### Data lines
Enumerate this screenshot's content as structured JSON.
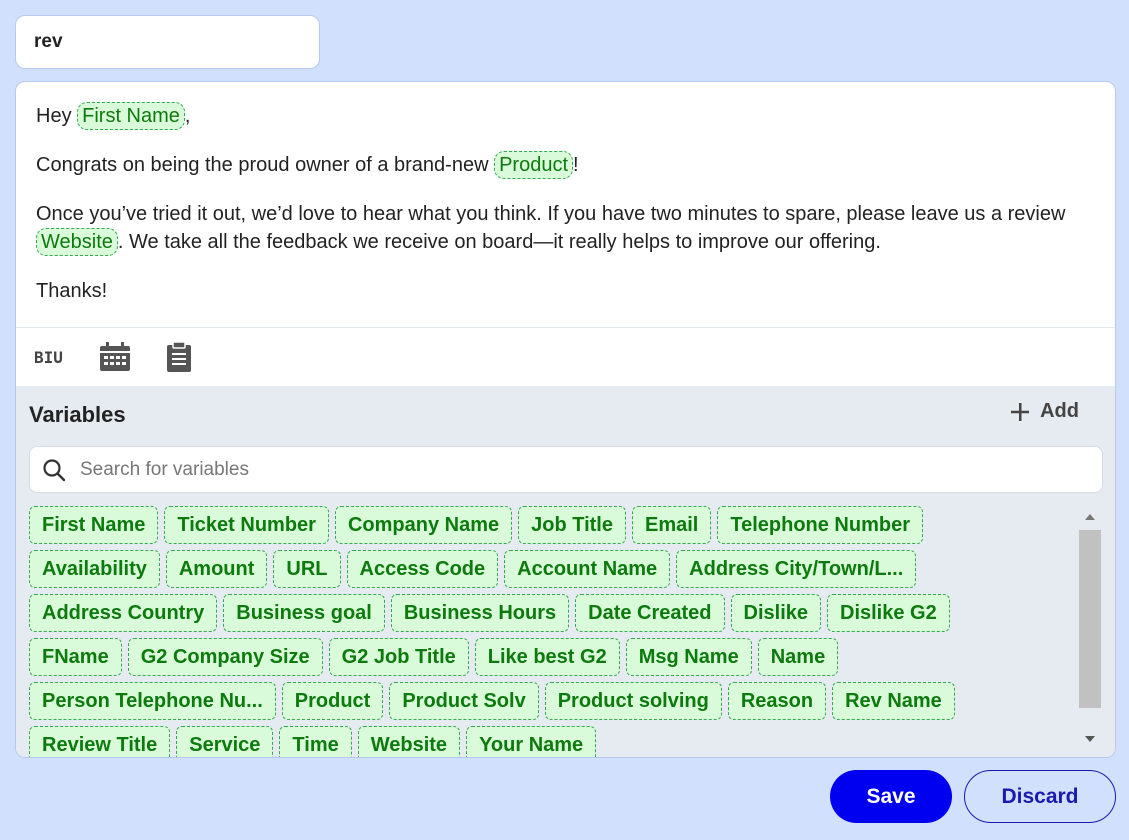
{
  "template_name": "rev",
  "message": {
    "greeting_prefix": "Hey ",
    "greeting_var": "First Name",
    "greeting_suffix": ",",
    "line2_prefix": "Congrats on being the proud owner of a brand-new ",
    "line2_var": "Product",
    "line2_suffix": "!",
    "line3_prefix": "Once you’ve tried it out, we’d love to hear what you think. If you have two minutes to spare, please leave us a review ",
    "line3_var": "Website",
    "line3_suffix": ". We take all the feedback we receive on board—it really helps to improve our offering.",
    "sign_off": "Thanks!"
  },
  "toolbar": {
    "format_icon": "text-format-icon",
    "calendar_icon": "calendar-icon",
    "clipboard_icon": "clipboard-icon",
    "format_label": "BIU"
  },
  "variables": {
    "title": "Variables",
    "add_label": "Add",
    "search_placeholder": "Search for variables",
    "rows": [
      [
        "First Name",
        "Ticket Number",
        "Company Name",
        "Job Title",
        "Email",
        "Telephone Number"
      ],
      [
        "Availability",
        "Amount",
        "URL",
        "Access Code",
        "Account Name",
        "Address City/Town/L..."
      ],
      [
        "Address Country",
        "Business goal",
        "Business Hours",
        "Date Created",
        "Dislike",
        "Dislike G2"
      ],
      [
        "FName",
        "G2 Company Size",
        "G2 Job Title",
        "Like best G2",
        "Msg Name",
        "Name"
      ],
      [
        "Person Telephone Nu...",
        "Product",
        "Product Solv",
        "Product solving",
        "Reason",
        "Rev Name"
      ],
      [
        "Review Title",
        "Service",
        "Time",
        "Website",
        "Your Name"
      ]
    ]
  },
  "actions": {
    "save_label": "Save",
    "discard_label": "Discard"
  },
  "colors": {
    "page_bg": "#d1e0fc",
    "primary": "#0000f0",
    "chip_bg": "#d9fbd9",
    "chip_text": "#0d7a0d"
  }
}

### Stated exercise
Locate all lines in the listing above with the word "Product". Copy them.

### Written response
    "line2_var": "Product",
        "Product",
        "Product Solv",
        "Product solving",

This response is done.